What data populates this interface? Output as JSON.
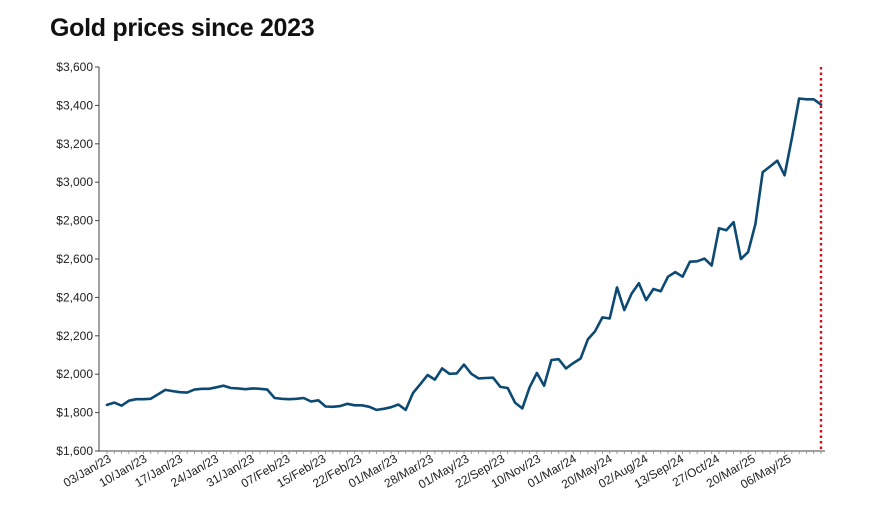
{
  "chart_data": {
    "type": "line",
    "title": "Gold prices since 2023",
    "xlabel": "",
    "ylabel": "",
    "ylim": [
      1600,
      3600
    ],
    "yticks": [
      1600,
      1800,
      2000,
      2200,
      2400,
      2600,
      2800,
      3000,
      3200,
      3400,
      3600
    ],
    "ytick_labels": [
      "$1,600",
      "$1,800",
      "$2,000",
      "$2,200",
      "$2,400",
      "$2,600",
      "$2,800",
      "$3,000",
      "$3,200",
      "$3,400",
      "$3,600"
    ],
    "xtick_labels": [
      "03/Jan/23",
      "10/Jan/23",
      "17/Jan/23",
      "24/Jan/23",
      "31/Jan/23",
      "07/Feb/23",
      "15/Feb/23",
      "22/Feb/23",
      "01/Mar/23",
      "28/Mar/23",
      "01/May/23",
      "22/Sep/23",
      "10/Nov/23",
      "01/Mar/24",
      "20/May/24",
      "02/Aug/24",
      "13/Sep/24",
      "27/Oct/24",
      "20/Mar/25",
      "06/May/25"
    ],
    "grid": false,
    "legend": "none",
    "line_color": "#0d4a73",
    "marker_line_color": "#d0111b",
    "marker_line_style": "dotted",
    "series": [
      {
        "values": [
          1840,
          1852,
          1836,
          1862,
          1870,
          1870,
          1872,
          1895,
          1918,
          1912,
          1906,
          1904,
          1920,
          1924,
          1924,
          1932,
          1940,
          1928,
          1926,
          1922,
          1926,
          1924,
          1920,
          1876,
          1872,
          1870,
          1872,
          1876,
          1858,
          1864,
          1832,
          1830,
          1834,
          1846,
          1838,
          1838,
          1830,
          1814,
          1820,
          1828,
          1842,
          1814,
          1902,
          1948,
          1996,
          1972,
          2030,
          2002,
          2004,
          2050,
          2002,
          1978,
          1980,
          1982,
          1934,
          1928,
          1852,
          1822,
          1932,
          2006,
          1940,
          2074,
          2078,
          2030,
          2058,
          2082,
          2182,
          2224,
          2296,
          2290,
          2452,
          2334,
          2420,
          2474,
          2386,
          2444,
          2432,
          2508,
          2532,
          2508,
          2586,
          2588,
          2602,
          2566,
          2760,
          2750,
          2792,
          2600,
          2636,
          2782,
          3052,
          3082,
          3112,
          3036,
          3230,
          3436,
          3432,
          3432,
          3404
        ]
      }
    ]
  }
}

---

**WORK TO DO**.
Excluding the pictures, reproduce every entry exactly as given.

**RIGHT ANSWER**.
What data populates this interface? Output as JSON.
{
  "chart_data": {
    "type": "line",
    "title": "Gold prices since 2023",
    "xlabel": "",
    "ylabel": "",
    "ylim": [
      1600,
      3600
    ],
    "yticks": [
      1600,
      1800,
      2000,
      2200,
      2400,
      2600,
      2800,
      3000,
      3200,
      3400,
      3600
    ],
    "ytick_labels": [
      "$1,600",
      "$1,800",
      "$2,000",
      "$2,200",
      "$2,400",
      "$2,600",
      "$2,800",
      "$3,000",
      "$3,200",
      "$3,400",
      "$3,600"
    ],
    "xtick_labels": [
      "03/Jan/23",
      "10/Jan/23",
      "17/Jan/23",
      "24/Jan/23",
      "31/Jan/23",
      "07/Feb/23",
      "15/Feb/23",
      "22/Feb/23",
      "01/Mar/23",
      "28/Mar/23",
      "01/May/23",
      "22/Sep/23",
      "10/Nov/23",
      "01/Mar/24",
      "20/May/24",
      "02/Aug/24",
      "13/Sep/24",
      "27/Oct/24",
      "20/Mar/25",
      "06/May/25"
    ],
    "grid": false,
    "legend": "none",
    "line_color": "#0d4a73",
    "marker_line_color": "#d0111b",
    "marker_line_style": "dotted",
    "series": [
      {
        "values": [
          1840,
          1852,
          1836,
          1862,
          1870,
          1870,
          1872,
          1895,
          1918,
          1912,
          1906,
          1904,
          1920,
          1924,
          1924,
          1932,
          1940,
          1928,
          1926,
          1922,
          1926,
          1924,
          1920,
          1876,
          1872,
          1870,
          1872,
          1876,
          1858,
          1864,
          1832,
          1830,
          1834,
          1846,
          1838,
          1838,
          1830,
          1814,
          1820,
          1828,
          1842,
          1814,
          1902,
          1948,
          1996,
          1972,
          2030,
          2002,
          2004,
          2050,
          2002,
          1978,
          1980,
          1982,
          1934,
          1928,
          1852,
          1822,
          1932,
          2006,
          1940,
          2074,
          2078,
          2030,
          2058,
          2082,
          2182,
          2224,
          2296,
          2290,
          2452,
          2334,
          2420,
          2474,
          2386,
          2444,
          2432,
          2508,
          2532,
          2508,
          2586,
          2588,
          2602,
          2566,
          2760,
          2750,
          2792,
          2600,
          2636,
          2782,
          3052,
          3082,
          3112,
          3036,
          3230,
          3436,
          3432,
          3432,
          3404
        ]
      }
    ]
  }
}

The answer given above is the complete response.